◆ RAW RECORDS ◆
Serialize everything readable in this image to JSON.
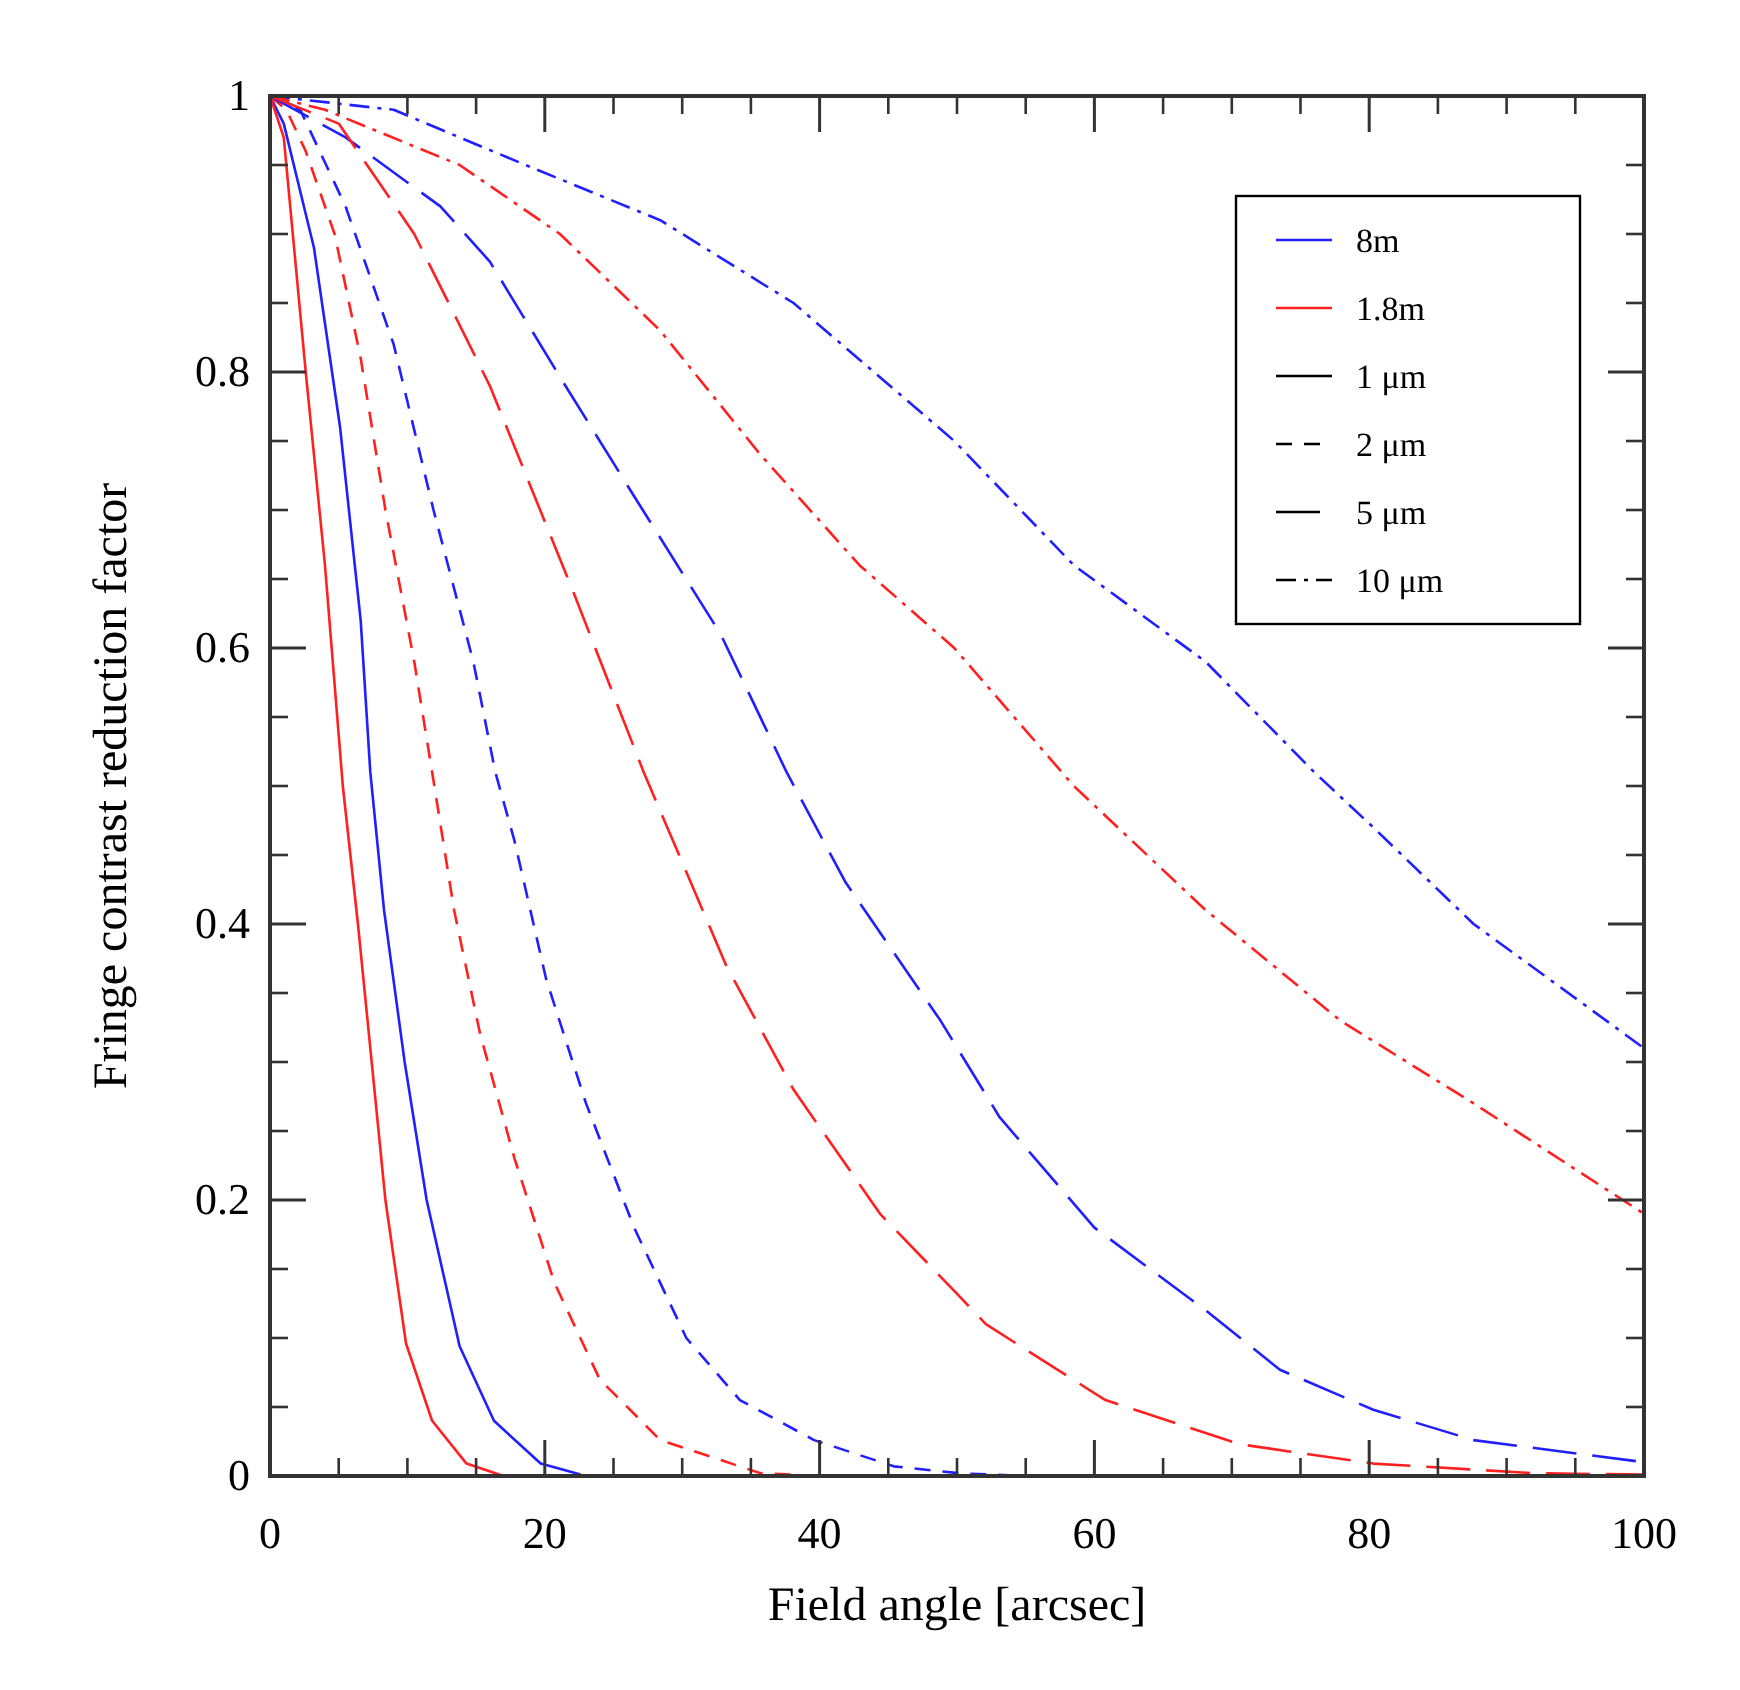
{
  "chart_data": {
    "type": "line",
    "xlabel": "Field angle [arcsec]",
    "ylabel": "Fringe contrast reduction factor",
    "xlim": [
      0,
      100
    ],
    "ylim": [
      0,
      1
    ],
    "xticks": [
      0,
      20,
      40,
      60,
      80,
      100
    ],
    "yticks": [
      0,
      0.2,
      0.4,
      0.6,
      0.8,
      1
    ],
    "grid": false,
    "annotations": [
      "8m",
      "1.8m",
      "1 μm",
      "2 μm",
      "5 μm",
      "10 μm"
    ],
    "series": [
      {
        "color": "#2020ff",
        "line_style": "solid",
        "x": [
          0,
          1,
          3.2,
          5.1,
          6.6,
          7.3,
          8.3,
          9.8,
          11.4,
          13.8,
          16.3,
          19.7,
          22.6
        ],
        "values": [
          1,
          0.98,
          0.89,
          0.76,
          0.62,
          0.51,
          0.41,
          0.3,
          0.2,
          0.094,
          0.04,
          0.009,
          0.001
        ]
      },
      {
        "color": "#ff2020",
        "line_style": "solid",
        "x": [
          0,
          1,
          2.6,
          4,
          5.3,
          6.4,
          8.4,
          9.9,
          11.8,
          14.3,
          17
        ],
        "values": [
          1,
          0.97,
          0.8,
          0.66,
          0.5,
          0.4,
          0.2,
          0.096,
          0.04,
          0.009,
          0
        ]
      },
      {
        "color": "#2020ff",
        "line_style": "dashed",
        "x": [
          0,
          2.2,
          5.5,
          9,
          11.9,
          14.8,
          16.4,
          17.8,
          20.1,
          23,
          26.5,
          30.3,
          34.2,
          39.6,
          45.4,
          50.2,
          55
        ],
        "values": [
          1,
          0.99,
          0.92,
          0.82,
          0.7,
          0.59,
          0.51,
          0.46,
          0.36,
          0.27,
          0.18,
          0.1,
          0.055,
          0.026,
          0.007,
          0.002,
          0
        ]
      },
      {
        "color": "#ff2020",
        "line_style": "dashed",
        "x": [
          0,
          1.2,
          2.6,
          4.7,
          6.6,
          8.4,
          10.5,
          11.8,
          13.4,
          15.3,
          17.8,
          20.7,
          24,
          28.4,
          35.7,
          40
        ],
        "values": [
          1,
          0.99,
          0.96,
          0.9,
          0.81,
          0.7,
          0.59,
          0.51,
          0.41,
          0.32,
          0.23,
          0.14,
          0.07,
          0.026,
          0.002,
          0
        ]
      },
      {
        "color": "#2020ff",
        "line_style": "longdash",
        "x": [
          0,
          5.5,
          12.4,
          16,
          21.5,
          26.5,
          32.8,
          37.6,
          41.9,
          48.8,
          53.1,
          60,
          68.1,
          73.5,
          80.3,
          87.6,
          100
        ],
        "values": [
          1,
          0.97,
          0.92,
          0.88,
          0.79,
          0.71,
          0.61,
          0.51,
          0.43,
          0.33,
          0.26,
          0.18,
          0.12,
          0.077,
          0.048,
          0.026,
          0.01
        ]
      },
      {
        "color": "#ff2020",
        "line_style": "longdash",
        "x": [
          0,
          5,
          10.5,
          16,
          22.1,
          27.2,
          33.2,
          38.1,
          44.4,
          50.2,
          52.1,
          60.8,
          70.6,
          80.3,
          92,
          100
        ],
        "values": [
          1,
          0.98,
          0.9,
          0.79,
          0.64,
          0.51,
          0.37,
          0.28,
          0.19,
          0.13,
          0.11,
          0.055,
          0.023,
          0.009,
          0.002,
          0.001
        ]
      },
      {
        "color": "#2020ff",
        "line_style": "dashdot",
        "x": [
          0,
          9,
          18.6,
          28.4,
          38.1,
          49.8,
          58.5,
          68.1,
          76,
          80.3,
          87.6,
          100
        ],
        "values": [
          1,
          0.99,
          0.95,
          0.91,
          0.85,
          0.75,
          0.66,
          0.59,
          0.51,
          0.47,
          0.4,
          0.31
        ]
      },
      {
        "color": "#ff2020",
        "line_style": "dashdot",
        "x": [
          0,
          4,
          13.8,
          21.1,
          28.4,
          35.7,
          42.9,
          49.8,
          58.5,
          68.1,
          77.9,
          87.6,
          100
        ],
        "values": [
          1,
          0.99,
          0.95,
          0.9,
          0.83,
          0.74,
          0.66,
          0.6,
          0.5,
          0.41,
          0.33,
          0.27,
          0.19
        ]
      }
    ]
  }
}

◆ TASK GOAL ◆
Copy the whole of the material above exactly, but not its images.

◆ REPLY TO THE TASK ◆
Serialize everything readable in this image to JSON.
{
  "chart_data": {
    "type": "line",
    "xlabel": "Field angle [arcsec]",
    "ylabel": "Fringe contrast reduction factor",
    "xlim": [
      0,
      100
    ],
    "ylim": [
      0,
      1
    ],
    "xticks": [
      0,
      20,
      40,
      60,
      80,
      100
    ],
    "yticks": [
      0,
      0.2,
      0.4,
      0.6,
      0.8,
      1
    ],
    "grid": false,
    "annotations": [
      "8m",
      "1.8m",
      "1 μm",
      "2 μm",
      "5 μm",
      "10 μm"
    ],
    "series": [
      {
        "color": "#2020ff",
        "line_style": "solid",
        "x": [
          0,
          1,
          3.2,
          5.1,
          6.6,
          7.3,
          8.3,
          9.8,
          11.4,
          13.8,
          16.3,
          19.7,
          22.6
        ],
        "values": [
          1,
          0.98,
          0.89,
          0.76,
          0.62,
          0.51,
          0.41,
          0.3,
          0.2,
          0.094,
          0.04,
          0.009,
          0.001
        ]
      },
      {
        "color": "#ff2020",
        "line_style": "solid",
        "x": [
          0,
          1,
          2.6,
          4,
          5.3,
          6.4,
          8.4,
          9.9,
          11.8,
          14.3,
          17
        ],
        "values": [
          1,
          0.97,
          0.8,
          0.66,
          0.5,
          0.4,
          0.2,
          0.096,
          0.04,
          0.009,
          0
        ]
      },
      {
        "color": "#2020ff",
        "line_style": "dashed",
        "x": [
          0,
          2.2,
          5.5,
          9,
          11.9,
          14.8,
          16.4,
          17.8,
          20.1,
          23,
          26.5,
          30.3,
          34.2,
          39.6,
          45.4,
          50.2,
          55
        ],
        "values": [
          1,
          0.99,
          0.92,
          0.82,
          0.7,
          0.59,
          0.51,
          0.46,
          0.36,
          0.27,
          0.18,
          0.1,
          0.055,
          0.026,
          0.007,
          0.002,
          0
        ]
      },
      {
        "color": "#ff2020",
        "line_style": "dashed",
        "x": [
          0,
          1.2,
          2.6,
          4.7,
          6.6,
          8.4,
          10.5,
          11.8,
          13.4,
          15.3,
          17.8,
          20.7,
          24,
          28.4,
          35.7,
          40
        ],
        "values": [
          1,
          0.99,
          0.96,
          0.9,
          0.81,
          0.7,
          0.59,
          0.51,
          0.41,
          0.32,
          0.23,
          0.14,
          0.07,
          0.026,
          0.002,
          0
        ]
      },
      {
        "color": "#2020ff",
        "line_style": "longdash",
        "x": [
          0,
          5.5,
          12.4,
          16,
          21.5,
          26.5,
          32.8,
          37.6,
          41.9,
          48.8,
          53.1,
          60,
          68.1,
          73.5,
          80.3,
          87.6,
          100
        ],
        "values": [
          1,
          0.97,
          0.92,
          0.88,
          0.79,
          0.71,
          0.61,
          0.51,
          0.43,
          0.33,
          0.26,
          0.18,
          0.12,
          0.077,
          0.048,
          0.026,
          0.01
        ]
      },
      {
        "color": "#ff2020",
        "line_style": "longdash",
        "x": [
          0,
          5,
          10.5,
          16,
          22.1,
          27.2,
          33.2,
          38.1,
          44.4,
          50.2,
          52.1,
          60.8,
          70.6,
          80.3,
          92,
          100
        ],
        "values": [
          1,
          0.98,
          0.9,
          0.79,
          0.64,
          0.51,
          0.37,
          0.28,
          0.19,
          0.13,
          0.11,
          0.055,
          0.023,
          0.009,
          0.002,
          0.001
        ]
      },
      {
        "color": "#2020ff",
        "line_style": "dashdot",
        "x": [
          0,
          9,
          18.6,
          28.4,
          38.1,
          49.8,
          58.5,
          68.1,
          76,
          80.3,
          87.6,
          100
        ],
        "values": [
          1,
          0.99,
          0.95,
          0.91,
          0.85,
          0.75,
          0.66,
          0.59,
          0.51,
          0.47,
          0.4,
          0.31
        ]
      },
      {
        "color": "#ff2020",
        "line_style": "dashdot",
        "x": [
          0,
          4,
          13.8,
          21.1,
          28.4,
          35.7,
          42.9,
          49.8,
          58.5,
          68.1,
          77.9,
          87.6,
          100
        ],
        "values": [
          1,
          0.99,
          0.95,
          0.9,
          0.83,
          0.74,
          0.66,
          0.6,
          0.5,
          0.41,
          0.33,
          0.27,
          0.19
        ]
      }
    ]
  }
}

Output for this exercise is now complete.